* INPUT ROWS
[start]

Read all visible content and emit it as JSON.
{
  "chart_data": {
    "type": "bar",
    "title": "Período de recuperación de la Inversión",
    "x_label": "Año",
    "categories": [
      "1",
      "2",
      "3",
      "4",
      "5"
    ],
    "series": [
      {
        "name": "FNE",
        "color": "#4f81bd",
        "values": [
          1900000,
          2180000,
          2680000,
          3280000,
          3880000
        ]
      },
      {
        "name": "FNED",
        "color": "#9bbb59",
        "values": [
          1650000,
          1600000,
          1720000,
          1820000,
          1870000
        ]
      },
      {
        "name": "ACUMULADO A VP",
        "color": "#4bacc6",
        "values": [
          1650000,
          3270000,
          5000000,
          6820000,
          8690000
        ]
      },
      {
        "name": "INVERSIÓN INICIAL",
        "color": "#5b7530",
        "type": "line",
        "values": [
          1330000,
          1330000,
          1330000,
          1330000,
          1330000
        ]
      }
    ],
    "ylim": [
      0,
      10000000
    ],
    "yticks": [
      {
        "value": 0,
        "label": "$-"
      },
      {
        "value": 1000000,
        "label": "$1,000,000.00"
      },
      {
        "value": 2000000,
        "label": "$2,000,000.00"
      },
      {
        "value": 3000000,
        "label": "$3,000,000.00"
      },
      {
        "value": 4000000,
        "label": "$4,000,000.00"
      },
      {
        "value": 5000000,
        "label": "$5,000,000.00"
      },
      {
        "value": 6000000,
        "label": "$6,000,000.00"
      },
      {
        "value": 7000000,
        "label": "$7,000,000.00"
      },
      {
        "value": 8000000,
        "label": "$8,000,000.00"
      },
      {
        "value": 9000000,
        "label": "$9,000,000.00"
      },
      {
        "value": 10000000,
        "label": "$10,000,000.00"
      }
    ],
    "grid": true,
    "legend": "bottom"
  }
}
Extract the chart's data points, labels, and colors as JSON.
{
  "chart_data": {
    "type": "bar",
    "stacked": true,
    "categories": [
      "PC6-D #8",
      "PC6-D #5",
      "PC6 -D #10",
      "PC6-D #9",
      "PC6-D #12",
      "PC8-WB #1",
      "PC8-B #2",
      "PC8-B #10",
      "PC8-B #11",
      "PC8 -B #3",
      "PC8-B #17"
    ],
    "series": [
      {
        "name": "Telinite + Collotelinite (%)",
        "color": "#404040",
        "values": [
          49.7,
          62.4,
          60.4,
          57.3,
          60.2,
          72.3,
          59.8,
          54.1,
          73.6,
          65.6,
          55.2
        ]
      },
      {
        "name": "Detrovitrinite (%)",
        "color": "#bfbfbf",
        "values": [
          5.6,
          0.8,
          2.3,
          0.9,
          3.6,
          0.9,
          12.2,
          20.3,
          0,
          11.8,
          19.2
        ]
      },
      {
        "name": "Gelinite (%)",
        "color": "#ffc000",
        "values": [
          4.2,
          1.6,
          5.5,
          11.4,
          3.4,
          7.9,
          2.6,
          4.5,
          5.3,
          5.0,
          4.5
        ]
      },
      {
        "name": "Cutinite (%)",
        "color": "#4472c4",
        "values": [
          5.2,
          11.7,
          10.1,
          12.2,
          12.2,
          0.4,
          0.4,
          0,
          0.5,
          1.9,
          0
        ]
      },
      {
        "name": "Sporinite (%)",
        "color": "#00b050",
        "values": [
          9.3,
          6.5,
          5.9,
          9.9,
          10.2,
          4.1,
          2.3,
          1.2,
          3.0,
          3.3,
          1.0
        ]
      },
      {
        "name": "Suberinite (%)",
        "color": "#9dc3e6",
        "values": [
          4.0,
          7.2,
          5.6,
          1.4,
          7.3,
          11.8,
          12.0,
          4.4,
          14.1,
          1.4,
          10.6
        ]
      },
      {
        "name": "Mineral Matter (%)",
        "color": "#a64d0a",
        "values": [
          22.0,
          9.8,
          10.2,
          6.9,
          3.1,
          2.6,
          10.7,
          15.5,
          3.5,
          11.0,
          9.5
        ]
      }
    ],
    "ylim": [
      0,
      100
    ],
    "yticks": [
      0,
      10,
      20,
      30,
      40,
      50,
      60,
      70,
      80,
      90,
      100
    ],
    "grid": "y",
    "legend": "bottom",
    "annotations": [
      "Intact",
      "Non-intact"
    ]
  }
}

[end]

* YOUR GOAL
Show the data once more, exactly as it was written.

* COMPLETE OUTPUT
Read all visible content and emit it as JSON.
{
  "chart_data": {
    "type": "bar",
    "title": "Período de recuperación de la Inversión",
    "x_label": "Año",
    "categories": [
      "1",
      "2",
      "3",
      "4",
      "5"
    ],
    "series": [
      {
        "name": "FNE",
        "color": "#4f81bd",
        "values": [
          1900000,
          2180000,
          2680000,
          3280000,
          3880000
        ]
      },
      {
        "name": "FNED",
        "color": "#9bbb59",
        "values": [
          1650000,
          1600000,
          1720000,
          1820000,
          1870000
        ]
      },
      {
        "name": "ACUMULADO A VP",
        "color": "#4bacc6",
        "values": [
          1650000,
          3270000,
          5000000,
          6820000,
          8690000
        ]
      },
      {
        "name": "INVERSIÓN INICIAL",
        "color": "#5b7530",
        "type": "line",
        "values": [
          1330000,
          1330000,
          1330000,
          1330000,
          1330000
        ]
      }
    ],
    "ylim": [
      0,
      10000000
    ],
    "yticks": [
      {
        "value": 0,
        "label": "$-"
      },
      {
        "value": 1000000,
        "label": "$1,000,000.00"
      },
      {
        "value": 2000000,
        "label": "$2,000,000.00"
      },
      {
        "value": 3000000,
        "label": "$3,000,000.00"
      },
      {
        "value": 4000000,
        "label": "$4,000,000.00"
      },
      {
        "value": 5000000,
        "label": "$5,000,000.00"
      },
      {
        "value": 6000000,
        "label": "$6,000,000.00"
      },
      {
        "value": 7000000,
        "label": "$7,000,000.00"
      },
      {
        "value": 8000000,
        "label": "$8,000,000.00"
      },
      {
        "value": 9000000,
        "label": "$9,000,000.00"
      },
      {
        "value": 10000000,
        "label": "$10,000,000.00"
      }
    ],
    "grid": true,
    "legend": "bottom"
  }
}
Extract the chart's data points, labels, and colors as JSON.
{
  "chart_data": {
    "type": "bar",
    "stacked": true,
    "categories": [
      "PC6-D #8",
      "PC6-D #5",
      "PC6 -D #10",
      "PC6-D #9",
      "PC6-D #12",
      "PC8-WB #1",
      "PC8-B #2",
      "PC8-B #10",
      "PC8-B #11",
      "PC8 -B #3",
      "PC8-B #17"
    ],
    "series": [
      {
        "name": "Telinite + Collotelinite (%)",
        "color": "#404040",
        "values": [
          49.7,
          62.4,
          60.4,
          57.3,
          60.2,
          72.3,
          59.8,
          54.1,
          73.6,
          65.6,
          55.2
        ]
      },
      {
        "name": "Detrovitrinite (%)",
        "color": "#bfbfbf",
        "values": [
          5.6,
          0.8,
          2.3,
          0.9,
          3.6,
          0.9,
          12.2,
          20.3,
          0,
          11.8,
          19.2
        ]
      },
      {
        "name": "Gelinite (%)",
        "color": "#ffc000",
        "values": [
          4.2,
          1.6,
          5.5,
          11.4,
          3.4,
          7.9,
          2.6,
          4.5,
          5.3,
          5.0,
          4.5
        ]
      },
      {
        "name": "Cutinite (%)",
        "color": "#4472c4",
        "values": [
          5.2,
          11.7,
          10.1,
          12.2,
          12.2,
          0.4,
          0.4,
          0,
          0.5,
          1.9,
          0
        ]
      },
      {
        "name": "Sporinite (%)",
        "color": "#00b050",
        "values": [
          9.3,
          6.5,
          5.9,
          9.9,
          10.2,
          4.1,
          2.3,
          1.2,
          3.0,
          3.3,
          1.0
        ]
      },
      {
        "name": "Suberinite (%)",
        "color": "#9dc3e6",
        "values": [
          4.0,
          7.2,
          5.6,
          1.4,
          7.3,
          11.8,
          12.0,
          4.4,
          14.1,
          1.4,
          10.6
        ]
      },
      {
        "name": "Mineral Matter (%)",
        "color": "#a64d0a",
        "values": [
          22.0,
          9.8,
          10.2,
          6.9,
          3.1,
          2.6,
          10.7,
          15.5,
          3.5,
          11.0,
          9.5
        ]
      }
    ],
    "ylim": [
      0,
      100
    ],
    "yticks": [
      0,
      10,
      20,
      30,
      40,
      50,
      60,
      70,
      80,
      90,
      100
    ],
    "grid": "y",
    "legend": "bottom",
    "annotations": [
      "Intact",
      "Non-intact"
    ]
  }
}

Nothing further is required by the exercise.